"""

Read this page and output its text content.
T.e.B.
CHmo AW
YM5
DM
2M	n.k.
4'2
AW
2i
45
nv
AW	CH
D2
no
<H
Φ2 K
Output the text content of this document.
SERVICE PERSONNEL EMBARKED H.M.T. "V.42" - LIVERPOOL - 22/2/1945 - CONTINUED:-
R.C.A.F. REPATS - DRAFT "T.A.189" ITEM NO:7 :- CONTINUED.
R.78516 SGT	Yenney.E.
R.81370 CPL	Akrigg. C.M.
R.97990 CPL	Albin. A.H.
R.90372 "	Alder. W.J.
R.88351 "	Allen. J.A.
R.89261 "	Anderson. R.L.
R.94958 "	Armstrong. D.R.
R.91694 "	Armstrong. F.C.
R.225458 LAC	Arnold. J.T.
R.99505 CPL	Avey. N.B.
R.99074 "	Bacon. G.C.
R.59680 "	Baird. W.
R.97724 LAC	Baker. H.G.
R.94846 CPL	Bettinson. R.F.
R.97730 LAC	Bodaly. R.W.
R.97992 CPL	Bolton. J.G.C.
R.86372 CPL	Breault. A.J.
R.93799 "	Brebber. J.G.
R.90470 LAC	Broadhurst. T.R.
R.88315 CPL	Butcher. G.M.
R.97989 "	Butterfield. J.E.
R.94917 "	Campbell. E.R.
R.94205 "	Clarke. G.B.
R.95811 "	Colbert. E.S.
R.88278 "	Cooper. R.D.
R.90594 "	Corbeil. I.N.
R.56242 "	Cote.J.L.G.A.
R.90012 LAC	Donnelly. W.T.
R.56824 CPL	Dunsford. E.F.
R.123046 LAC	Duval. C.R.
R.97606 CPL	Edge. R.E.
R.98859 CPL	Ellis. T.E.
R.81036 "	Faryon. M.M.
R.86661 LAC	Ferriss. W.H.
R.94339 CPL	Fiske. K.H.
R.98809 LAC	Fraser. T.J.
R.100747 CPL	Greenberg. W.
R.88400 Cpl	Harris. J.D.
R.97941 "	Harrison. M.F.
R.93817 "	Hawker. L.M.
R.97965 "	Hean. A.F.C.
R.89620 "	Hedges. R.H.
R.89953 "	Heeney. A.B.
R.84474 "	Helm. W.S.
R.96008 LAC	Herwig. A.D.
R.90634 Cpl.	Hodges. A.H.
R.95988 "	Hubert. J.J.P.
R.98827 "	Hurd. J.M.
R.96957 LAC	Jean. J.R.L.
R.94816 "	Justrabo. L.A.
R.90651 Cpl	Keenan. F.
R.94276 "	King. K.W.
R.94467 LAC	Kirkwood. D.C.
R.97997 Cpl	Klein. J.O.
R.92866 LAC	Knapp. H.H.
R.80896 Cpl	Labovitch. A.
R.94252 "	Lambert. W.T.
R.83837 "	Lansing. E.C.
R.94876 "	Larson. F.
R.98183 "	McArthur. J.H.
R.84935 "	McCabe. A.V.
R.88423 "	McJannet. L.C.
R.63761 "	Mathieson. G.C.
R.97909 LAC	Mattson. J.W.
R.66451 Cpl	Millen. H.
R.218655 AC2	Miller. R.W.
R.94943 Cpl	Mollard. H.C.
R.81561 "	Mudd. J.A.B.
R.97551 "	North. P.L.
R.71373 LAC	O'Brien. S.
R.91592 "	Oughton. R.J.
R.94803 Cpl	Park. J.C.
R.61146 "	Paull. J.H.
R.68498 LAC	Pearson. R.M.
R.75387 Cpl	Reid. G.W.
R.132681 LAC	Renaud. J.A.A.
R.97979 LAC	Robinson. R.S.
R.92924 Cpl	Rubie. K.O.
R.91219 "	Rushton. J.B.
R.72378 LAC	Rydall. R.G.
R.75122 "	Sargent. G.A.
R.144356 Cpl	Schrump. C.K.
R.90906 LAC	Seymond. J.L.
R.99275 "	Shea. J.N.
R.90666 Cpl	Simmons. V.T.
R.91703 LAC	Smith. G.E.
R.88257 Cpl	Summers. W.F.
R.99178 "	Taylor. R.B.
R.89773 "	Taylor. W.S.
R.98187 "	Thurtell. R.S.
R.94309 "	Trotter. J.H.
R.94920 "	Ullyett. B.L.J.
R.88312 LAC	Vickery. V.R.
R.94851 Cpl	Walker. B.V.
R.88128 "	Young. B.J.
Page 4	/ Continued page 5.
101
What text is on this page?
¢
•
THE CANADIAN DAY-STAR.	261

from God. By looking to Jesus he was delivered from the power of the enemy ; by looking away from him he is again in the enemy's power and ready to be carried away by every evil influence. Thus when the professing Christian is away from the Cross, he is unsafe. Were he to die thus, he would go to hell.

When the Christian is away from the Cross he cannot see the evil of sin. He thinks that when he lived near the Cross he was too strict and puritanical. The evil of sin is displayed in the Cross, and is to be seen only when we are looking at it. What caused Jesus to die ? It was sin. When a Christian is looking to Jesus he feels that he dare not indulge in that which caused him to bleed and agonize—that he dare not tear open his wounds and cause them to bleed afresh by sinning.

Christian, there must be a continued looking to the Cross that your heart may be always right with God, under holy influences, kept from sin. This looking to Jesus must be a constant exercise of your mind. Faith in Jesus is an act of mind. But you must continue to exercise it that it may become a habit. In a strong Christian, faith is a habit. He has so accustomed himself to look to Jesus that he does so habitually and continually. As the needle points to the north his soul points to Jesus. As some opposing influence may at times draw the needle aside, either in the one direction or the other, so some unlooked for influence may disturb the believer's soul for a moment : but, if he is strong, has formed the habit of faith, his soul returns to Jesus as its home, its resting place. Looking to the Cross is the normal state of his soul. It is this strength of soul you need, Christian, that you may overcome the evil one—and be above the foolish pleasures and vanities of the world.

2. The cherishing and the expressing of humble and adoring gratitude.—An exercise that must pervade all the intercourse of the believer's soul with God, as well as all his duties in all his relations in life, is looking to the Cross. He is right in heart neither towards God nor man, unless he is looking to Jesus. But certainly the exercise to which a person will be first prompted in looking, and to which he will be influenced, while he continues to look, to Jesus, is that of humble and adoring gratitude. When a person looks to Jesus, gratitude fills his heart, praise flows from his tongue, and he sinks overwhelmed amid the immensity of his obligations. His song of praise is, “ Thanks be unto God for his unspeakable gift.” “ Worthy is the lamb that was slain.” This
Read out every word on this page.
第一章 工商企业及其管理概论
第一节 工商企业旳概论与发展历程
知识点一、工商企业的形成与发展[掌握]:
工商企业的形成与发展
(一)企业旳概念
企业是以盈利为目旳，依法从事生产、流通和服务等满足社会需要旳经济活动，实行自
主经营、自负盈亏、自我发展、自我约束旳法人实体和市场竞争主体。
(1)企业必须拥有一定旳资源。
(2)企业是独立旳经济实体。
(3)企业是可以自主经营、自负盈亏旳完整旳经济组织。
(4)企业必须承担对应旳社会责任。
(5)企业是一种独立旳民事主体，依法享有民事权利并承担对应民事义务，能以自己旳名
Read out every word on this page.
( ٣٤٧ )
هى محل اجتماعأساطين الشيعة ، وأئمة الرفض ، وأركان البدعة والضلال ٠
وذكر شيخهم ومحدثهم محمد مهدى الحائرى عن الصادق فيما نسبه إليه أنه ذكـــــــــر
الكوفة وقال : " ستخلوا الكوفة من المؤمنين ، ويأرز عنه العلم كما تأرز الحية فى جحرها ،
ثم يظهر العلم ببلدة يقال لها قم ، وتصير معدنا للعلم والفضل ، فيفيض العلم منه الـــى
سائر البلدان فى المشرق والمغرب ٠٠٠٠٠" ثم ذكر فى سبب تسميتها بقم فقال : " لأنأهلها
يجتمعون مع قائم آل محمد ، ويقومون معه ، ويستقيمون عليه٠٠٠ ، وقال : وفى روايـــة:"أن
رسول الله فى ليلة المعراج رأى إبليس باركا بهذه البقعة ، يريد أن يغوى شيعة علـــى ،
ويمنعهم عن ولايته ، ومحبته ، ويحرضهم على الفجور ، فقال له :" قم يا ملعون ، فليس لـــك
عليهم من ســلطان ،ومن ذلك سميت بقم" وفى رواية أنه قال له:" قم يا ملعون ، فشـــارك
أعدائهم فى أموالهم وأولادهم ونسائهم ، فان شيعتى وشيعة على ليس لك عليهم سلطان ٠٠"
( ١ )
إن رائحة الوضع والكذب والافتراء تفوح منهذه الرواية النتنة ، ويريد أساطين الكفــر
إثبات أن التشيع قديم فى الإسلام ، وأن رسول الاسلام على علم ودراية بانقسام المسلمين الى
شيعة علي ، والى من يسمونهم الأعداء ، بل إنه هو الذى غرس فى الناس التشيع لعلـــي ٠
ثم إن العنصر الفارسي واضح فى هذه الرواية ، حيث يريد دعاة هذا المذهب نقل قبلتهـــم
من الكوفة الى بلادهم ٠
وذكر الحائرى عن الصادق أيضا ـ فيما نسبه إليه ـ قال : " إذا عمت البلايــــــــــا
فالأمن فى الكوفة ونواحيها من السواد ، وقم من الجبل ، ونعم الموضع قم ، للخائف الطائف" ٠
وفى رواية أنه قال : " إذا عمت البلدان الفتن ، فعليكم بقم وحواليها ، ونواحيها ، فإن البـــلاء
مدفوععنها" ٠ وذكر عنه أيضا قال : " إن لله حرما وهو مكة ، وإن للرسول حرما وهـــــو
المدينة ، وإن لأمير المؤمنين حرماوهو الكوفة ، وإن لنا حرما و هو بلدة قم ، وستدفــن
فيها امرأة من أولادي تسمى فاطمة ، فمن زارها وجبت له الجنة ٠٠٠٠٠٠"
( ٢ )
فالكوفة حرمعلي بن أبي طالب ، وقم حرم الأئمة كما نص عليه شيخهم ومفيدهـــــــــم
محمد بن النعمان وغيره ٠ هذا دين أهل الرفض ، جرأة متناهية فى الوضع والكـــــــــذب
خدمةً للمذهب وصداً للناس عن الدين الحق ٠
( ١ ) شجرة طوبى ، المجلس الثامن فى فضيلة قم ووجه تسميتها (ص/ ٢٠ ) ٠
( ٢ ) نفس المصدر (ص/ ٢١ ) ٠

"""

Extract each line holding the string "التشيع".

إثبات أن التشيع قديم فى الإسلام ، وأن رسول الاسلام على علم ودراية بانقسام المسلمين الى
شيعة علي ، والى من يسمونهم الأعداء ، بل إنه هو الذى غرس فى الناس التشيع لعلـــي ٠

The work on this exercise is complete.